**Data for this exercise:**
----------------------------------------

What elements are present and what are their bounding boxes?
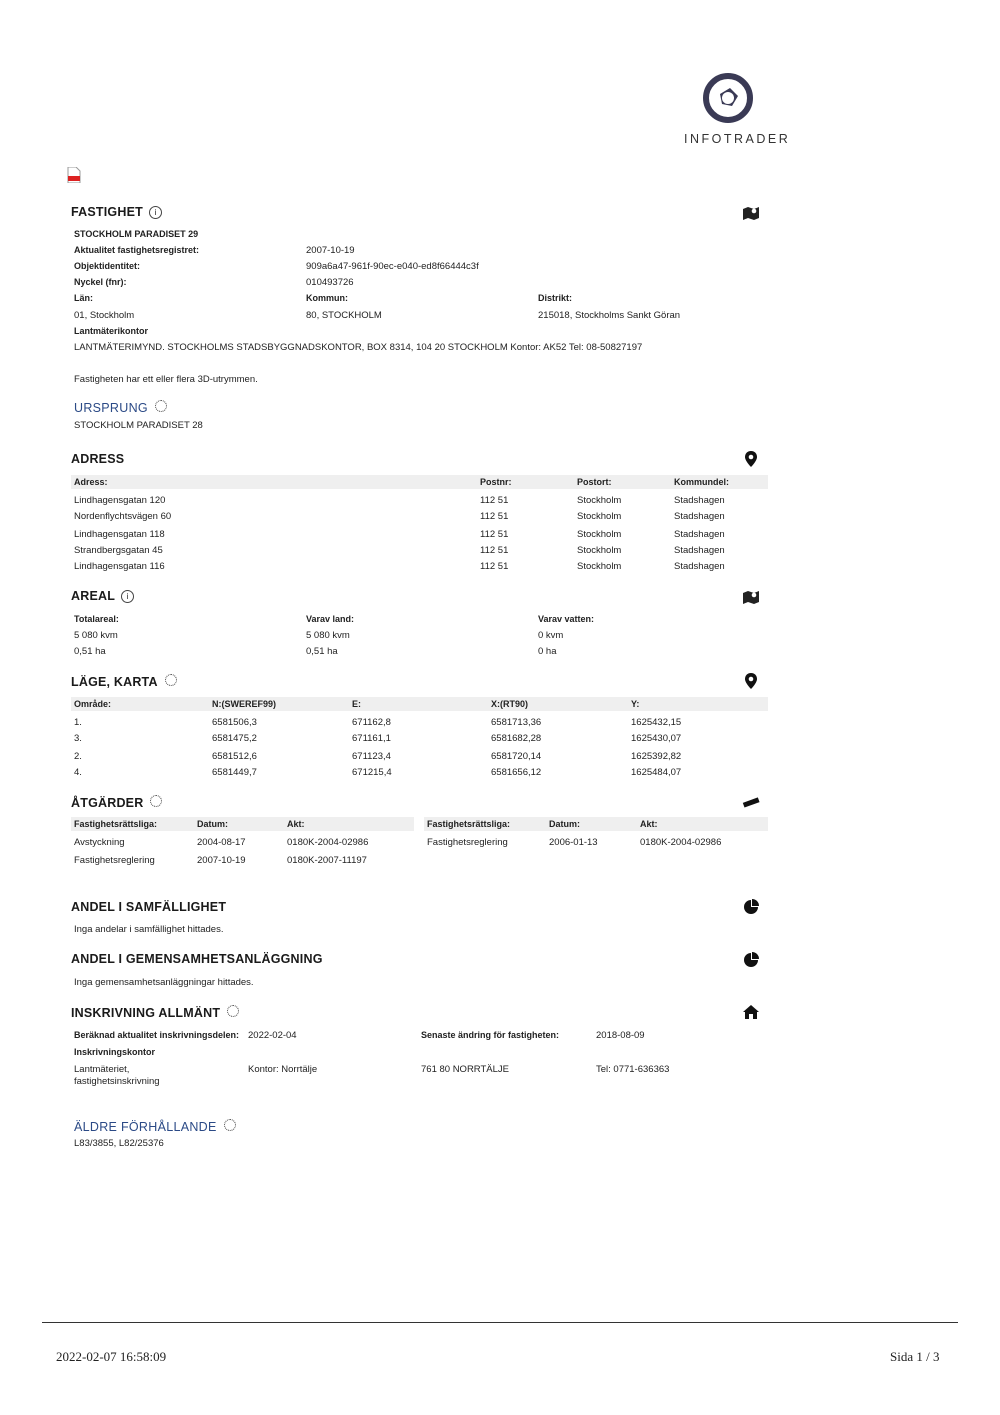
info-icon[interactable]: i bbox=[149, 206, 162, 219]
n-cell: 6581506,3 bbox=[212, 717, 257, 728]
y-cell: 1625484,07 bbox=[631, 767, 682, 778]
atgarder-title: ÅTGÄRDER bbox=[71, 796, 144, 810]
adress-header-bar bbox=[71, 475, 768, 489]
atgard-date-cell: 2007-10-19 bbox=[197, 855, 246, 866]
lage-title: LÄGE, KARTA bbox=[71, 675, 158, 689]
x-cell: 6581656,12 bbox=[491, 767, 542, 778]
ursprung-heading bbox=[74, 400, 167, 415]
areal-title: AREAL bbox=[71, 589, 116, 603]
y-cell: 1625430,07 bbox=[631, 733, 682, 744]
fastighetsrattsliga-header: Fastighetsrättsliga: bbox=[74, 819, 158, 829]
e-cell: 671161,1 bbox=[352, 733, 391, 744]
postnr-col-header: Postnr: bbox=[480, 477, 512, 487]
postort-cell: Stockholm bbox=[577, 545, 622, 556]
omrade-cell: 4. bbox=[74, 767, 82, 778]
atgard-type-cell: Avstyckning bbox=[74, 837, 125, 848]
n-sweref-header: N:(SWEREF99) bbox=[212, 699, 277, 709]
infotrader-wordmark: INFOTRADER bbox=[684, 132, 791, 146]
fastighet-title: FASTIGHET bbox=[71, 205, 143, 219]
y-header: Y: bbox=[631, 699, 640, 709]
inskrivning-title: INSKRIVNING ALLMÄNT bbox=[71, 1006, 221, 1020]
omrade-cell: 3. bbox=[74, 733, 82, 744]
inskrivningskontor-label: Inskrivningskontor bbox=[74, 1047, 156, 1057]
omrade-header: Område: bbox=[74, 699, 112, 709]
atgard-type-cell: Fastighetsreglering bbox=[427, 837, 508, 848]
e-cell: 671123,4 bbox=[352, 751, 391, 762]
adress-cell: Lindhagensgatan 120 bbox=[74, 495, 166, 506]
inskrivning-heading bbox=[71, 1005, 239, 1020]
objektidentitet-value: 909a6a47-961f-90ec-e040-ed8f66444c3f bbox=[306, 261, 479, 272]
areal-heading bbox=[71, 589, 134, 603]
omrade-cell: 2. bbox=[74, 751, 82, 762]
omrade-cell: 1. bbox=[74, 717, 82, 728]
nyckel-label: Nyckel (fnr): bbox=[74, 277, 127, 287]
y-cell: 1625432,15 bbox=[631, 717, 682, 728]
infotrader-logo-mark bbox=[682, 66, 772, 126]
totalareal-ha: 0,51 ha bbox=[74, 646, 106, 657]
postnr-cell: 112 51 bbox=[480, 561, 509, 572]
kommun-label: Kommun: bbox=[306, 293, 348, 303]
lantmateri-label: Lantmäterikontor bbox=[74, 326, 149, 336]
lantmateri-value: LANTMÄTERIMYND. STOCKHOLMS STADSBYGGNADSKONTOR, BOX 8314, 104 20 STOCKHOLM Kontor: AK52 Tel: 08-50827197 bbox=[74, 342, 643, 353]
history-icon[interactable] bbox=[227, 1005, 239, 1017]
aldre-title: ÄLDRE FÖRHÅLLANDE bbox=[74, 1120, 217, 1134]
footer-timestamp: 2022-02-07 16:58:09 bbox=[56, 1349, 167, 1364]
atgard-date-cell: 2006-01-13 bbox=[549, 837, 598, 848]
kommundel-cell: Stadshagen bbox=[674, 511, 725, 522]
senaste-label: Senaste ändring för fastigheten: bbox=[421, 1030, 560, 1040]
map-icon[interactable] bbox=[742, 205, 760, 221]
kontor-tel: Tel: 0771-636363 bbox=[596, 1064, 670, 1075]
adress-title: ADRESS bbox=[71, 452, 125, 466]
nyckel-value: 010493726 bbox=[306, 277, 354, 288]
vatten-ha: 0 ha bbox=[538, 646, 557, 657]
property-name: STOCKHOLM PARADISET 29 bbox=[74, 229, 199, 239]
objektidentitet-label: Objektidentitet: bbox=[74, 261, 141, 271]
fastighet-heading bbox=[71, 205, 162, 219]
home-icon[interactable] bbox=[742, 1004, 760, 1020]
kommundel-cell: Stadshagen bbox=[674, 561, 725, 572]
atgard-akt-cell: 0180K-2004-02986 bbox=[287, 837, 369, 848]
kommundel-cell: Stadshagen bbox=[674, 529, 725, 540]
lage-header-bar bbox=[71, 697, 768, 711]
pdf-icon[interactable] bbox=[67, 167, 81, 183]
ruler-icon[interactable] bbox=[742, 795, 760, 811]
akt-header: Akt: bbox=[640, 819, 658, 829]
postort-cell: Stockholm bbox=[577, 511, 622, 522]
lan-label: Län: bbox=[74, 293, 93, 303]
x-cell: 6581682,28 bbox=[491, 733, 542, 744]
y-cell: 1625392,82 bbox=[631, 751, 682, 762]
datum-header: Datum: bbox=[197, 819, 228, 829]
datum-header: Datum: bbox=[549, 819, 580, 829]
adress-cell: Lindhagensgatan 116 bbox=[74, 561, 165, 572]
footer-page-number: Sida 1 / 3 bbox=[890, 1349, 940, 1364]
land-kvm: 5 080 kvm bbox=[306, 630, 350, 641]
e-header: E: bbox=[352, 699, 361, 709]
kommundel-cell: Stadshagen bbox=[674, 495, 725, 506]
atgarder-heading bbox=[71, 795, 162, 810]
kommundel-cell: Stadshagen bbox=[674, 545, 725, 556]
history-icon[interactable] bbox=[150, 795, 162, 807]
adress-col-header: Adress: bbox=[74, 477, 108, 487]
pie-chart-icon[interactable] bbox=[743, 952, 761, 968]
n-cell: 6581512,6 bbox=[212, 751, 257, 762]
x-cell: 6581713,36 bbox=[491, 717, 542, 728]
distrikt-value: 215018, Stockholms Sankt Göran bbox=[538, 310, 681, 321]
vatten-kvm: 0 kvm bbox=[538, 630, 564, 641]
postort-cell: Stockholm bbox=[577, 529, 622, 540]
land-ha: 0,51 ha bbox=[306, 646, 338, 657]
kommundel-col-header: Kommundel: bbox=[674, 477, 729, 487]
adress-cell: Lindhagensgatan 118 bbox=[74, 529, 165, 540]
beraknad-value: 2022-02-04 bbox=[248, 1030, 297, 1041]
kontor-name-line1: Lantmäteriet, bbox=[74, 1064, 130, 1075]
ursprung-title: URSPRUNG bbox=[74, 401, 148, 415]
kommun-value: 80, STOCKHOLM bbox=[306, 310, 382, 321]
aktualitet-value: 2007-10-19 bbox=[306, 245, 355, 256]
info-icon[interactable]: i bbox=[121, 590, 134, 603]
infotrader-logo bbox=[682, 66, 791, 150]
atgard-type-cell: Fastighetsreglering bbox=[74, 855, 155, 866]
map-icon[interactable] bbox=[742, 589, 760, 605]
n-cell: 6581475,2 bbox=[212, 733, 257, 744]
e-cell: 671162,8 bbox=[352, 717, 391, 728]
lage-heading bbox=[71, 674, 177, 689]
location-pin-icon[interactable] bbox=[744, 451, 762, 467]
postort-col-header: Postort: bbox=[577, 477, 612, 487]
senaste-value: 2018-08-09 bbox=[596, 1030, 645, 1041]
totalareal-kvm: 5 080 kvm bbox=[74, 630, 118, 641]
history-icon[interactable] bbox=[165, 674, 177, 686]
samfallighet-text: Inga andelar i samfällighet hittades. bbox=[74, 924, 224, 935]
postort-cell: Stockholm bbox=[577, 561, 622, 572]
kontor-address: 761 80 NORRTÄLJE bbox=[421, 1064, 510, 1075]
pie-chart-icon[interactable] bbox=[743, 899, 761, 915]
footer-divider bbox=[42, 1322, 958, 1323]
aldre-value: L83/3855, L82/25376 bbox=[74, 1138, 164, 1149]
distrikt-label: Distrikt: bbox=[538, 293, 573, 303]
n-cell: 6581449,7 bbox=[212, 767, 257, 778]
postnr-cell: 112 51 bbox=[480, 511, 509, 522]
aldre-heading bbox=[74, 1119, 236, 1134]
gemensamhet-text: Inga gemensamhetsanläggningar hittades. bbox=[74, 977, 254, 988]
adress-cell: Nordenflychtsvägen 60 bbox=[74, 511, 172, 522]
history-icon[interactable] bbox=[155, 400, 167, 412]
totalareal-header: Totalareal: bbox=[74, 614, 119, 624]
varav-vatten-header: Varav vatten: bbox=[538, 614, 595, 624]
gemensamhet-title: ANDEL I GEMENSAMHETSANLÄGGNING bbox=[71, 952, 323, 966]
aktualitet-label: Aktualitet fastighetsregistret: bbox=[74, 245, 200, 255]
postnr-cell: 112 51 bbox=[480, 529, 509, 540]
x-cell: 6581720,14 bbox=[491, 751, 542, 762]
postnr-cell: 112 51 bbox=[480, 545, 509, 556]
varav-land-header: Varav land: bbox=[306, 614, 355, 624]
akt-header: Akt: bbox=[287, 819, 305, 829]
ursprung-value: STOCKHOLM PARADISET 28 bbox=[74, 420, 203, 431]
atgard-akt-cell: 0180K-2004-02986 bbox=[640, 837, 722, 848]
history-icon[interactable] bbox=[224, 1119, 236, 1131]
postort-cell: Stockholm bbox=[577, 495, 622, 506]
kontor-name-line2: fastighetsinskrivning bbox=[74, 1076, 160, 1087]
adress-cell: Strandbergsgatan 45 bbox=[74, 545, 163, 556]
x-rt90-header: X:(RT90) bbox=[491, 699, 529, 709]
location-pin-icon[interactable] bbox=[744, 673, 762, 689]
lan-value: 01, Stockholm bbox=[74, 310, 135, 321]
postnr-cell: 112 51 bbox=[480, 495, 509, 506]
beraknad-label: Beräknad aktualitet inskrivningsdelen: bbox=[74, 1030, 240, 1040]
samfallighet-title: ANDEL I SAMFÄLLIGHET bbox=[71, 900, 227, 914]
fastighet-note: Fastigheten har ett eller flera 3D-utrymmen. bbox=[74, 374, 258, 385]
atgard-date-cell: 2004-08-17 bbox=[197, 837, 246, 848]
fastighetsrattsliga-header: Fastighetsrättsliga: bbox=[427, 819, 511, 829]
atgard-akt-cell: 0180K-2007-11197 bbox=[287, 855, 367, 866]
kontor-value: Kontor: Norrtälje bbox=[248, 1064, 318, 1075]
e-cell: 671215,4 bbox=[352, 767, 392, 778]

----------------------------------------

**Exercise:**
Change "n-cell" to "north-cell" in the material from the line with "info-icon[interactable]: i bbox=[149, 206, 162, 219]" up to and including the line with "adress-header-bar bbox=[71, 475, 768, 489]", and give back only those lines with nothing else altered.

**Problem solution:**
info-icon[interactable]: i bbox=[149, 206, 162, 219]
north-cell: 6581506,3 bbox=[212, 717, 257, 728]
y-cell: 1625484,07 bbox=[631, 767, 682, 778]
atgarder-title: ÅTGÄRDER bbox=[71, 796, 144, 810]
adress-header-bar bbox=[71, 475, 768, 489]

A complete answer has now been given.